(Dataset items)
════

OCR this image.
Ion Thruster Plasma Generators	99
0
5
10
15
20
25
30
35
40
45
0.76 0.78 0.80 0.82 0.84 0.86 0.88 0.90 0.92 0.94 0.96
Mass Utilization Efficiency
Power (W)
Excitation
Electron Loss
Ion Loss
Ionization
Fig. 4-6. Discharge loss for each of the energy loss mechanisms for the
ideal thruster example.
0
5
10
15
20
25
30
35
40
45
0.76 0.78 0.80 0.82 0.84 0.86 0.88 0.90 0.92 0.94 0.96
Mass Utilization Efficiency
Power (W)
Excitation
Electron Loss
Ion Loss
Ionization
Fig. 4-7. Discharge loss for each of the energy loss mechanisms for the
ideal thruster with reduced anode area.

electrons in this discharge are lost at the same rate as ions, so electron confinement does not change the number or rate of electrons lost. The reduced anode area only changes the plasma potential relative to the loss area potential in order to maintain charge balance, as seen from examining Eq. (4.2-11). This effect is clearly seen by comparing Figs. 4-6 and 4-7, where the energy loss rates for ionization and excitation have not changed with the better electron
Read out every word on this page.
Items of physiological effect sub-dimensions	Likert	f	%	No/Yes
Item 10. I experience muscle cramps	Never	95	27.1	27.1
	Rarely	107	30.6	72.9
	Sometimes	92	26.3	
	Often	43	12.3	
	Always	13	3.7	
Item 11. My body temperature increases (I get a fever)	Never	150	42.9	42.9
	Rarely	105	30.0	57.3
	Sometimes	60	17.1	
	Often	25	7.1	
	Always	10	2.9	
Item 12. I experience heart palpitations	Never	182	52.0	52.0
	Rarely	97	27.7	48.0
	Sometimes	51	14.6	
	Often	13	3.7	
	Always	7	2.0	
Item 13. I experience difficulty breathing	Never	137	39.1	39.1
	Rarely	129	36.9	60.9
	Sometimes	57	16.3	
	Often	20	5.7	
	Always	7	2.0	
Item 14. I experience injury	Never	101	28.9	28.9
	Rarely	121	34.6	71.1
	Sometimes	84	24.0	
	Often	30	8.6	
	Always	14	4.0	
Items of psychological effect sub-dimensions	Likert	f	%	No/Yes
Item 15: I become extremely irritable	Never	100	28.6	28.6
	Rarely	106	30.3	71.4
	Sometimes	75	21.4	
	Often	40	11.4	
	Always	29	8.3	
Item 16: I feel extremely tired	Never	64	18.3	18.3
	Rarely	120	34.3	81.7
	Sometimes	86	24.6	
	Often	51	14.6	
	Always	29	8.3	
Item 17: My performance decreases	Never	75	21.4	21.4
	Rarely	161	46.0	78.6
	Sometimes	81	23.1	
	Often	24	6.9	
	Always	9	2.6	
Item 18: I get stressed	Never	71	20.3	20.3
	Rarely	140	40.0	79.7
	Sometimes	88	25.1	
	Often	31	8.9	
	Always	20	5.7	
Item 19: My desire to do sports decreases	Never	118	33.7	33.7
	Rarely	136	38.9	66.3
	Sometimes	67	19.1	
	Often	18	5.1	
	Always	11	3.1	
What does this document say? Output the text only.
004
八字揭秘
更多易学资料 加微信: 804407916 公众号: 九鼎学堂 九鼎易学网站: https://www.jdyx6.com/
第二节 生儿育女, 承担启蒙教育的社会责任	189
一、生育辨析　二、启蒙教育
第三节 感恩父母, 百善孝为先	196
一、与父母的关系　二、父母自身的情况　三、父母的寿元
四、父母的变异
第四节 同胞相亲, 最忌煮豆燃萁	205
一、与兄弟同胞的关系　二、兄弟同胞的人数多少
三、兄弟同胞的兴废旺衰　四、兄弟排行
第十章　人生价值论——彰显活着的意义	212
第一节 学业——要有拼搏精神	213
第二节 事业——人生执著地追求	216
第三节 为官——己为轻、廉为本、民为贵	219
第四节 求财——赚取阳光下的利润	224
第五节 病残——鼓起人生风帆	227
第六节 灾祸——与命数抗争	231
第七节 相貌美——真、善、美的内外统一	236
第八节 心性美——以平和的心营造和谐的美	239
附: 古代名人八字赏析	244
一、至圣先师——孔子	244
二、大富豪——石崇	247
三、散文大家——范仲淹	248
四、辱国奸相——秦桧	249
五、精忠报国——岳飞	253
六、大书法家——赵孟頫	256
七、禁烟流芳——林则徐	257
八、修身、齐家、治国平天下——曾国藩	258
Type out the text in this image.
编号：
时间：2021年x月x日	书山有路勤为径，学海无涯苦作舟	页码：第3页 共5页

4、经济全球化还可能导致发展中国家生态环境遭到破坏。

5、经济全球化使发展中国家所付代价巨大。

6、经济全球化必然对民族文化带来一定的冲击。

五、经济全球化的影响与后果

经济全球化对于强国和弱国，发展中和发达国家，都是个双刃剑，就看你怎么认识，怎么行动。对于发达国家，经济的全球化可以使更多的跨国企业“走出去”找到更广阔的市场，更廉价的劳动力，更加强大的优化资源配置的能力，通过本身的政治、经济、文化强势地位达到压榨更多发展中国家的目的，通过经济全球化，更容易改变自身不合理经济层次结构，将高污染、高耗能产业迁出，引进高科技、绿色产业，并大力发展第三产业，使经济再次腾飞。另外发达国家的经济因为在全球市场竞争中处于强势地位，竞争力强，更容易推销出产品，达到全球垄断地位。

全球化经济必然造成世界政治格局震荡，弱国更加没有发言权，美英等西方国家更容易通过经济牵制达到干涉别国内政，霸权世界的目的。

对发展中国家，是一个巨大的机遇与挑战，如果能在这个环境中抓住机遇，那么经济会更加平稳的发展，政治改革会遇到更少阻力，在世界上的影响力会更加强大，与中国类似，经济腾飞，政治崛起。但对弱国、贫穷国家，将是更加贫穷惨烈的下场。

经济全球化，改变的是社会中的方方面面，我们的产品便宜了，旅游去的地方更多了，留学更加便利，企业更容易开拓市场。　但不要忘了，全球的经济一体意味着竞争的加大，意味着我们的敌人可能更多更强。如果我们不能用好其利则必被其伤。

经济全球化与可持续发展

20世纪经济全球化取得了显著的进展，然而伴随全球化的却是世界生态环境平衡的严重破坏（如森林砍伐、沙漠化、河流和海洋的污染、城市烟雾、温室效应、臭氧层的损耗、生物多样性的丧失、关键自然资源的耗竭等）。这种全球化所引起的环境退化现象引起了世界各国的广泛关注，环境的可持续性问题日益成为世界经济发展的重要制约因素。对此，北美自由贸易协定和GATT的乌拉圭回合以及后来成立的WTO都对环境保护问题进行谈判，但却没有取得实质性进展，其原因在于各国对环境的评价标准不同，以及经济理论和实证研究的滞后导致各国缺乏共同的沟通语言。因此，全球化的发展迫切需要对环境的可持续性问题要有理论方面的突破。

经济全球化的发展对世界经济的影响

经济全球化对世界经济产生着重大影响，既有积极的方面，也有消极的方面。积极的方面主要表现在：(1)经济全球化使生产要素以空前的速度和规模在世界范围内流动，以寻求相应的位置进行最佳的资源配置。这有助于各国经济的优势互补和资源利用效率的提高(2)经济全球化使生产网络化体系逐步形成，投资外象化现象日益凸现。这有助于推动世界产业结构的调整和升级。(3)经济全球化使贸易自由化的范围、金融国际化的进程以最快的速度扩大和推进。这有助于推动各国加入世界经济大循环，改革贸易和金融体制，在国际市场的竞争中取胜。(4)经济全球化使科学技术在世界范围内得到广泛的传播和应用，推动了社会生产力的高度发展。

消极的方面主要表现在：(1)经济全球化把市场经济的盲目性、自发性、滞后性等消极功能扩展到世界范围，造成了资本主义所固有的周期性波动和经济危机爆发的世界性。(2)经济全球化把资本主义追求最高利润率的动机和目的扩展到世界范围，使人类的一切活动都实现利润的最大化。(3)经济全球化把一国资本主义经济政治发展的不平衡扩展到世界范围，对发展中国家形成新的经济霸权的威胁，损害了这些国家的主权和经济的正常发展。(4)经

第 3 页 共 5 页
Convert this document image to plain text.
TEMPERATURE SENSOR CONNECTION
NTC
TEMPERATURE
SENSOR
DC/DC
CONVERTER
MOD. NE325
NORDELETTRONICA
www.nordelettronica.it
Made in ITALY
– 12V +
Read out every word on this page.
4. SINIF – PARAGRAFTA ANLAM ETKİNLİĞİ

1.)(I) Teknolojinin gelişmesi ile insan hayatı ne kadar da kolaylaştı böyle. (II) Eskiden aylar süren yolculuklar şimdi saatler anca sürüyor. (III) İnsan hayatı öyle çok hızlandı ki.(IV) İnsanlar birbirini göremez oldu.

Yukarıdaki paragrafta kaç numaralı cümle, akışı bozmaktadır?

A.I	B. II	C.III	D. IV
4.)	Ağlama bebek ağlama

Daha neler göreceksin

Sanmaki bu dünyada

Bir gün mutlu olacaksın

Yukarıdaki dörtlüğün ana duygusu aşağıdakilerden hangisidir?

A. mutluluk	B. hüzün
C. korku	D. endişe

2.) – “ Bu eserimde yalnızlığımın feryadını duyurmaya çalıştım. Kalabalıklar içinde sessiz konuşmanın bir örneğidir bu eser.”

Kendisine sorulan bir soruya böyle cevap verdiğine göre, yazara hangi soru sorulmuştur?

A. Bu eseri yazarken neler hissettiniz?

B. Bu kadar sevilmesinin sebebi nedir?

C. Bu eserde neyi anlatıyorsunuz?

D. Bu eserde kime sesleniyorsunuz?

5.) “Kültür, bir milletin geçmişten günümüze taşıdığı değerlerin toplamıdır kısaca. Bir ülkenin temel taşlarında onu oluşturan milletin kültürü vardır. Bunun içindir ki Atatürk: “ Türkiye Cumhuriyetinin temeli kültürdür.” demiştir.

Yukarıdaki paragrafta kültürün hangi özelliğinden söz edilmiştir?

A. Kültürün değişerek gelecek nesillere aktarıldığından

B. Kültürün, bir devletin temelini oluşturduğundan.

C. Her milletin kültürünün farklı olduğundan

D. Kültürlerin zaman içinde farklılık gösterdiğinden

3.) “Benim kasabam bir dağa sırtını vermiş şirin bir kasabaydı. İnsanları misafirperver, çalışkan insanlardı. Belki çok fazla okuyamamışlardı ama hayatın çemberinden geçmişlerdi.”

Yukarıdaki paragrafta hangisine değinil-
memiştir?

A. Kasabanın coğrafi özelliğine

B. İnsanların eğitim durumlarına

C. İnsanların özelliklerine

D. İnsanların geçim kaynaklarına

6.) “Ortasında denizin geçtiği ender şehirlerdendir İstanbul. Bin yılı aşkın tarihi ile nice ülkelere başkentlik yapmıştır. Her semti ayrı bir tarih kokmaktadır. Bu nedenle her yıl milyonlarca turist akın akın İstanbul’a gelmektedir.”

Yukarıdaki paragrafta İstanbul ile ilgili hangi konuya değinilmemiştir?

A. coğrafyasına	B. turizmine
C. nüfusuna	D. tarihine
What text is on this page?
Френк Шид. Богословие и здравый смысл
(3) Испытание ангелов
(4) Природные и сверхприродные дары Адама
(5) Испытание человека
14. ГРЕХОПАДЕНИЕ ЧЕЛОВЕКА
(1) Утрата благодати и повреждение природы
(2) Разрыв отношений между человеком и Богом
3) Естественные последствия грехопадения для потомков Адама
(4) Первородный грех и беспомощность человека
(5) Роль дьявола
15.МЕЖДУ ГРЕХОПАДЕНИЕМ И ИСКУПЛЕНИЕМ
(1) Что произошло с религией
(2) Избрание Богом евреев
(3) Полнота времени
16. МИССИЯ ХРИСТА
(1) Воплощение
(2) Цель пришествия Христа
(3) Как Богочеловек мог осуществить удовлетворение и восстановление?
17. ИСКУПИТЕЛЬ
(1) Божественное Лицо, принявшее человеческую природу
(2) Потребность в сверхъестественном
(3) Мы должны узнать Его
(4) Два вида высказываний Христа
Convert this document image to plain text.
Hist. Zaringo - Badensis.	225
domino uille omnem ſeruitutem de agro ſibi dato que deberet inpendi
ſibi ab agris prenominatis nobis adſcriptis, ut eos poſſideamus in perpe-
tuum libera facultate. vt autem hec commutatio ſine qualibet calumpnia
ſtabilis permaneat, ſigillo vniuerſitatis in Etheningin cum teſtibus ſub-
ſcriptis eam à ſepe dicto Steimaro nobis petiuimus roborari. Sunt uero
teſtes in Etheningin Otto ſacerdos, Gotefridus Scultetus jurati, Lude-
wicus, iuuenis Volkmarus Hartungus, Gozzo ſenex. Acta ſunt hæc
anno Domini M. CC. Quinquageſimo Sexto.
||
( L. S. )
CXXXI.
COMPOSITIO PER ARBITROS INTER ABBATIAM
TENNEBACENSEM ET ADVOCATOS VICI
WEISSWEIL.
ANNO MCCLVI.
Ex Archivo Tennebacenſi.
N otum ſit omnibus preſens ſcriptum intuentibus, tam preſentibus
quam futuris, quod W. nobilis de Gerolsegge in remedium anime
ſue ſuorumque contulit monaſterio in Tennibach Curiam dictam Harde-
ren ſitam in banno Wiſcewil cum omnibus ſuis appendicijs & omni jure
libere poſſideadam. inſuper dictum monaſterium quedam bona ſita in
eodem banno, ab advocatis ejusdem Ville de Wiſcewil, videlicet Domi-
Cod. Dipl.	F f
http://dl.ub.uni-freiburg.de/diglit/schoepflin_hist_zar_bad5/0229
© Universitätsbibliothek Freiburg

════

**Stated goal:**
Search the records for the word "neler", then list every line that has it.

**Final answer:**
Daha neler göreceksin
A. Bu eseri yazarken neler hissettiniz?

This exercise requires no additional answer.